◆ PROMPT
Please turn each line of the records below into a JSON list of strings, one string per line, skipping blank lines and leaving the pictures out.

# Start of SUPPLIED MATERIAL

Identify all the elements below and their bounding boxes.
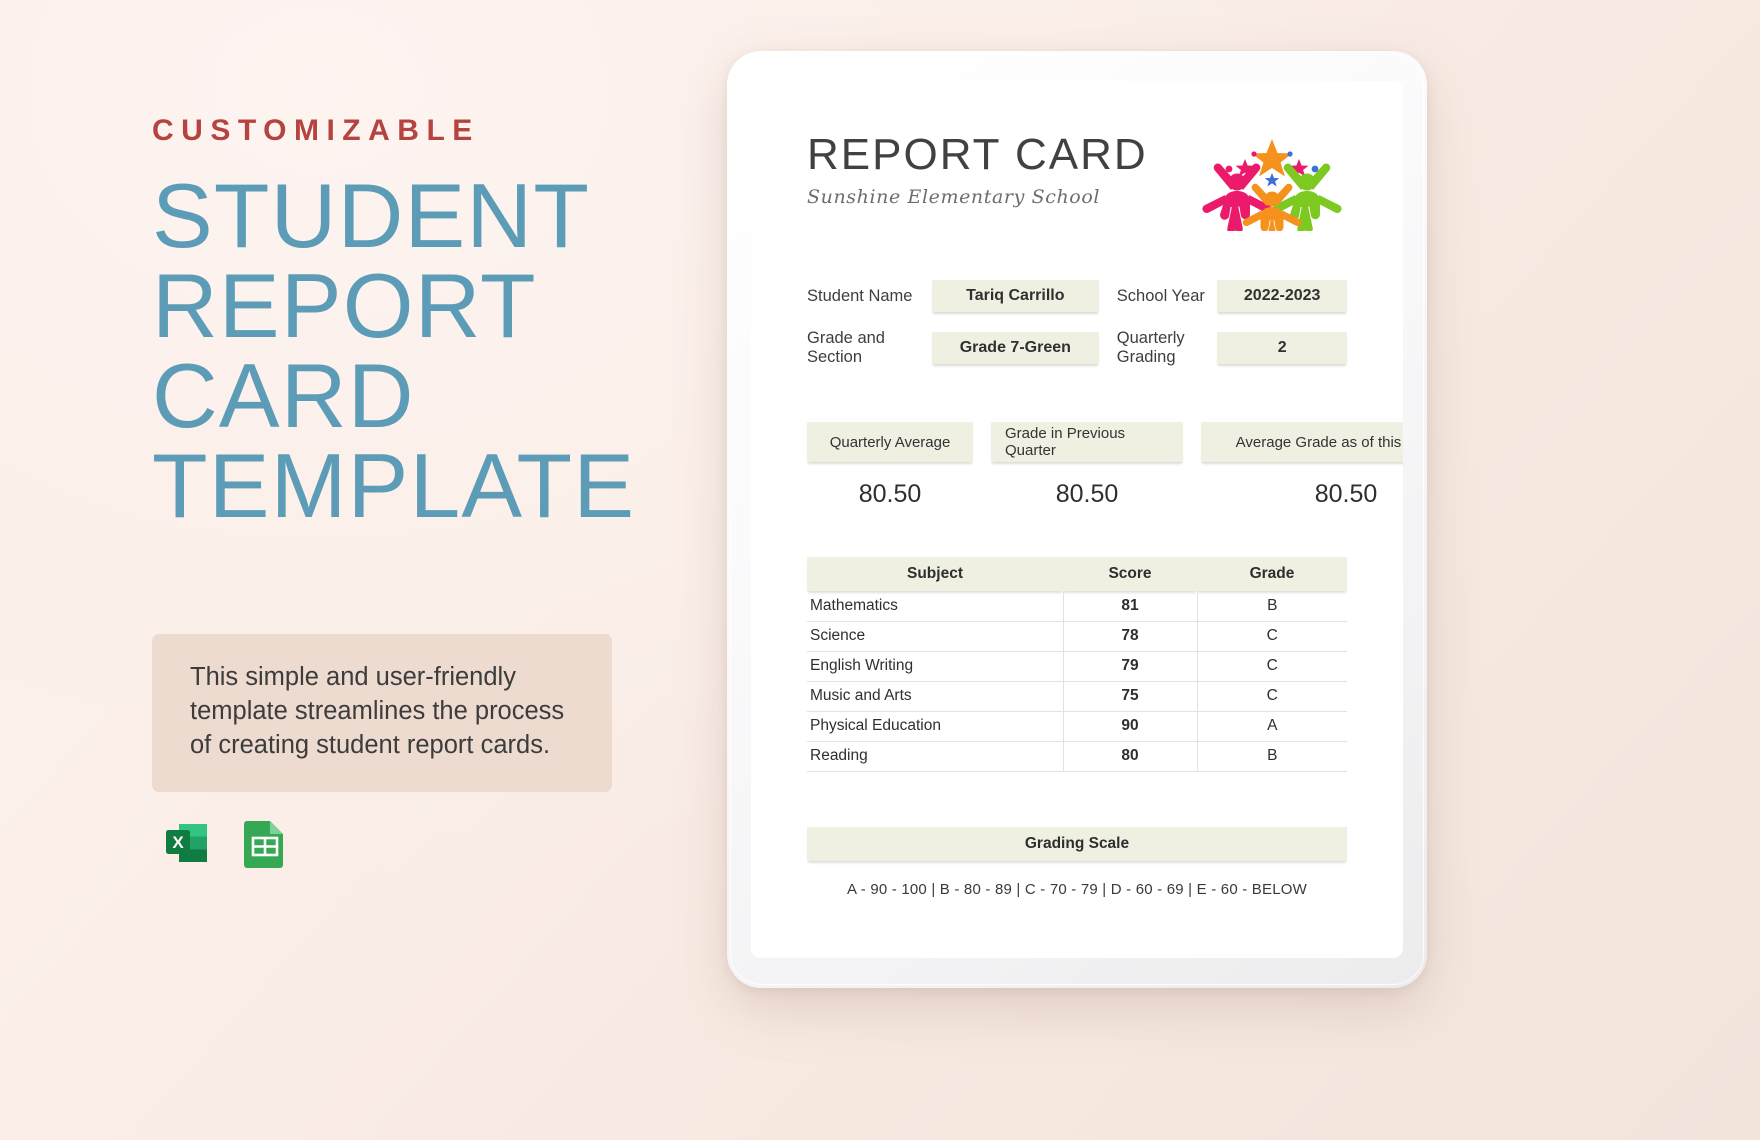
- info-row: Student Name Tariq Carrillo School Year …: [807, 280, 1347, 312]
- subject-name: English Writing: [807, 651, 1063, 682]
- subject-grade: C: [1197, 621, 1347, 652]
- school-year-label: School Year: [1116, 286, 1205, 305]
- quarterly-grading-label: Quarterly Grading: [1116, 329, 1185, 366]
- column-header-grade: Grade: [1197, 557, 1347, 591]
- subject-score: 81: [1062, 591, 1198, 622]
- subject-score: 79: [1062, 651, 1198, 682]
- quarterly-average-block: Quarterly Average 80.50: [807, 422, 973, 509]
- previous-quarter-grade-label: Grade in Previous Quarter: [991, 422, 1183, 462]
- subject-score: 78: [1062, 621, 1198, 652]
- subject-grade: B: [1197, 741, 1347, 772]
- promo-title-line-4: TEMPLATE: [152, 436, 636, 538]
- promo-panel: CUSTOMIZABLE STUDENT REPORT CARD TEMPLAT…: [152, 114, 712, 868]
- subject-score: 90: [1062, 711, 1198, 742]
- promo-title: STUDENT REPORT CARD TEMPLATE: [152, 166, 712, 538]
- table-row: Physical Education 90 A: [807, 711, 1347, 742]
- table-row: English Writing 79 C: [807, 651, 1347, 682]
- svg-text:X: X: [172, 833, 184, 852]
- report-header: REPORT CARD Sunshine Elementary School: [807, 130, 1347, 239]
- promo-kicker: CUSTOMIZABLE: [152, 114, 480, 147]
- subject-grade: B: [1197, 591, 1347, 622]
- tablet-screen: REPORT CARD Sunshine Elementary School S…: [751, 81, 1403, 958]
- student-name-label: Student Name: [807, 286, 913, 305]
- table-row: Mathematics 81 B: [807, 591, 1347, 622]
- average-grade-this-quarter-value: 80.50: [1314, 480, 1378, 508]
- subjects-table-body: Mathematics 81 B Science 78 C English Wr…: [807, 591, 1347, 772]
- grading-scale-heading: Grading Scale: [807, 827, 1347, 861]
- quarterly-average-label: Quarterly Average: [807, 422, 973, 462]
- column-header-subject: Subject: [807, 557, 1063, 591]
- school-logo-icon: [1197, 129, 1347, 239]
- average-grade-this-quarter-label: Average Grade as of this Quarter: [1201, 422, 1403, 462]
- promo-title-line-3: CARD: [152, 346, 415, 448]
- subjects-table: Subject Score Grade Mathematics 81 B Sci…: [807, 557, 1347, 772]
- quarterly-average-value: 80.50: [858, 480, 922, 508]
- previous-quarter-grade-block: Grade in Previous Quarter 80.50: [991, 422, 1183, 509]
- tablet-device: REPORT CARD Sunshine Elementary School S…: [727, 51, 1427, 988]
- file-format-icons: X: [160, 816, 289, 875]
- previous-quarter-grade-value: 80.50: [1055, 480, 1119, 508]
- subject-grade: C: [1197, 651, 1347, 682]
- averages-section: Quarterly Average 80.50 Grade in Previou…: [807, 422, 1403, 509]
- google-sheets-file-icon[interactable]: [241, 816, 289, 875]
- grade-section-field[interactable]: Grade 7-Green: [931, 332, 1099, 364]
- promo-description-box: This simple and user-friendly template s…: [152, 634, 612, 792]
- student-name-field[interactable]: Tariq Carrillo: [931, 280, 1099, 312]
- grading-scale-section: Grading Scale A - 90 - 100 | B - 80 - 89…: [807, 827, 1347, 898]
- excel-file-icon[interactable]: X: [160, 816, 214, 875]
- subject-score: 75: [1062, 681, 1198, 712]
- subject-name: Reading: [807, 741, 1063, 772]
- subject-name: Physical Education: [807, 711, 1063, 742]
- info-row: Grade and Section Grade 7-Green Quarterl…: [807, 329, 1347, 367]
- subject-grade: C: [1197, 681, 1347, 712]
- subject-name: Science: [807, 621, 1063, 652]
- promo-title-line-2: REPORT: [152, 256, 537, 358]
- subject-name: Music and Arts: [807, 681, 1063, 712]
- average-grade-this-quarter-block: Average Grade as of this Quarter 80.50: [1201, 422, 1403, 509]
- promo-title-line-1: STUDENT: [152, 166, 591, 267]
- table-header-row: Subject Score Grade: [807, 557, 1347, 591]
- student-info-section: Student Name Tariq Carrillo School Year …: [807, 280, 1347, 367]
- school-name: Sunshine Elementary School: [807, 186, 1101, 208]
- report-title: REPORT CARD: [807, 130, 1148, 179]
- table-row: Reading 80 B: [807, 741, 1347, 772]
- school-year-field[interactable]: 2022-2023: [1217, 280, 1347, 312]
- column-header-score: Score: [1063, 557, 1197, 591]
- table-row: Science 78 C: [807, 621, 1347, 652]
- grading-scale-text: A - 90 - 100 | B - 80 - 89 | C - 70 - 79…: [847, 881, 1307, 898]
- subject-grade: A: [1197, 711, 1347, 742]
- subject-name: Mathematics: [807, 591, 1063, 622]
- grade-section-label: Grade and Section: [807, 329, 885, 366]
- quarterly-grading-field[interactable]: 2: [1217, 332, 1347, 364]
- promo-description-text: This simple and user-friendly template s…: [190, 663, 565, 759]
- table-row: Music and Arts 75 C: [807, 681, 1347, 712]
- subject-score: 80: [1062, 741, 1198, 772]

# End of SUPPLIED MATERIAL

◆ RESULT OF THE EXERCISE
[
  "Identify all the elements below and their bounding boxes.",
  "- info-row: Student Name Tariq Carrillo School Year …: [807, 280, 1347, 312]",
  "- subject-name: English Writing: [807, 651, 1063, 682]",
  "- subject-grade: C: [1197, 621, 1347, 652]",
  "- school-year-label: School Year: [1116, 286, 1205, 305]",
  "- quarterly-grading-label: Quarterly Grading: [1116, 329, 1185, 366]",
  "- column-header-grade: Grade: [1197, 557, 1347, 591]",
  "- subject-score: 81: [1062, 591, 1198, 622]",
  "- subject-score: 79: [1062, 651, 1198, 682]",
  "- quarterly-average-block: Quarterly Average 80.50: [807, 422, 973, 509]",
  "- previous-quarter-grade-label: Grade in Previous Quarter: [991, 422, 1183, 462]",
  "- subject-score: 78: [1062, 621, 1198, 652]",
  "- subject-grade: B: [1197, 741, 1347, 772]",
  "- promo-title-line-4: TEMPLATE: [152, 436, 636, 538]",
  "- promo-panel: CUSTOMIZABLE STUDENT REPORT CARD TEMPLAT…: [152, 114, 712, 868]",
  "- subject-score: 90: [1062, 711, 1198, 742]",
  "- promo-title: STUDENT REPORT CARD TEMPLATE: [152, 166, 712, 538]",
  "- table-row: Physical Education 90 A: [807, 711, 1347, 742]",
  "- table-row: English Writing 79 C: [807, 651, 1347, 682]",
  "- svg-text:X: X: [172, 833, 184, 852]",
  "- report-header: REPORT CARD Sunshine Elementary School: [807, 130, 1347, 239]",
  "- promo-kicker: CUSTOMIZABLE: [152, 114, 480, 147]",
  "- subject-grade: B: [1197, 591, 1347, 622]",
  "- tablet-screen: REPORT CARD Sunshine Elementary School S…: [751, 81, 1403, 958]",
  "- student-name-label: Student Name: [807, 286, 913, 305]",
  "- table-row: Mathematics 81 B: [807, 591, 1347, 622]",
  "- average-grade-this-quarter-value: 80.50: [1314, 480, 1378, 508]",
  "- subjects-table-body: Mathematics 81 B Science 78 C English Wr…: [807, 591, 1347, 772]",
  "- grading-scale-heading: Grading Scale: [807, 827, 1347, 861]",
  "- quarterly-average-label: Quarterly Average: [807, 422, 973, 462]",
  "- column-header-subject: Subject: [807, 557, 1063, 591]",
  "- school-logo-icon: [1197, 129, 1347, 239]",
  "- average-grade-this-quarter-label: Average Grade as of this Quarter: [1201, 422, 1403, 462]",
  "- promo-title-line-3: CARD: [152, 346, 415, 448]",
  "- subjects-table: Subject Score Grade Mathematics 81 B Sci…: [807, 557, 1347, 772]",
  "- quarterly-average-value: 80.50: [858, 480, 922, 508]",
  "- previous-quarter-grade-block: Grade in Previous Quarter 80.50: [991, 422, 1183, 509]",
  "- tablet-device: REPORT CARD Sunshine Elementary School S…: [727, 51, 1427, 988]",
  "- file-format-icons: X: [160, 816, 289, 875]",
  "- previous-quarter-grade-value: 80.50: [1055, 480, 1119, 508]",
  "- subject-grade: C: [1197, 651, 1347, 682]",
  "- averages-section: Quarterly Average 80.50 Grade in Previou…: [807, 422, 1403, 509]",
  "- google-sheets-file-icon[interactable]: [241, 816, 289, 875]",
  "- grade-section-field[interactable]: Grade 7-Green: [931, 332, 1099, 364]",
  "- promo-description-box: This simple and user-friendly template s…: [152, 634, 612, 792]",
  "- student-name-field[interactable]: Tariq Carrillo: [931, 280, 1099, 312]",
  "- grading-scale-section: Grading Scale A - 90 - 100 | B - 80 - 89…: [807, 827, 1347, 898]",
  "- excel-file-icon[interactable]: X: [160, 816, 214, 875]",
  "- subject-score: 75: [1062, 681, 1198, 712]",
  "- subject-name: Reading: [807, 741, 1063, 772]",
  "- subject-name: Physical Education: [807, 711, 1063, 742]",
  "- info-row: Grade and Section Grade 7-Green Quarterl…: [807, 329, 1347, 367]",
  "- subject-grade: C: [1197, 681, 1347, 712]",
  "- subject-name: Science: [807, 621, 1063, 652]",
  "- promo-title-line-2: REPORT: [152, 256, 537, 358]",
  "- subject-name: Music and Arts: [807, 681, 1063, 712]",
  "- average-grade-this-quarter-block: Average Grade as of this Quarter 80.50: [1201, 422, 1403, 509]",
  "- promo-title-line-1: STUDENT: [152, 166, 591, 267]",
  "- table-header-row: Subject Score Grade: [807, 557, 1347, 591]",
  "- student-info-section: Student Name Tariq Carrillo School Year …: [807, 280, 1347, 367]",
  "- school-name: Sunshine Elementary School: [807, 186, 1101, 208]",
  "- report-title: REPORT CARD: [807, 130, 1148, 179]",
  "- table-row: Reading 80 B: [807, 741, 1347, 772]",
  "- school-year-field[interactable]: 2022-2023: [1217, 280, 1347, 312]",
  "- column-header-score: Score: [1063, 557, 1197, 591]",
  "- table-row: Science 78 C: [807, 621, 1347, 652]",
  "- grading-scale-text: A - 90 - 100 | B - 80 - 89 | C - 70 - 79…: [847, 881, 1307, 898]",
  "- subject-grade: A: [1197, 711, 1347, 742]",
  "- subject-name: Mathematics: [807, 591, 1063, 622]",
  "- grade-section-label: Grade and Section: [807, 329, 885, 366]",
  "- quarterly-grading-field[interactable]: 2: [1217, 332, 1347, 364]",
  "- promo-description-text: This simple and user-friendly template s…: [190, 663, 565, 759]",
  "- table-row: Music and Arts 75 C: [807, 681, 1347, 712]",
  "- subject-score: 80: [1062, 741, 1198, 772]"
]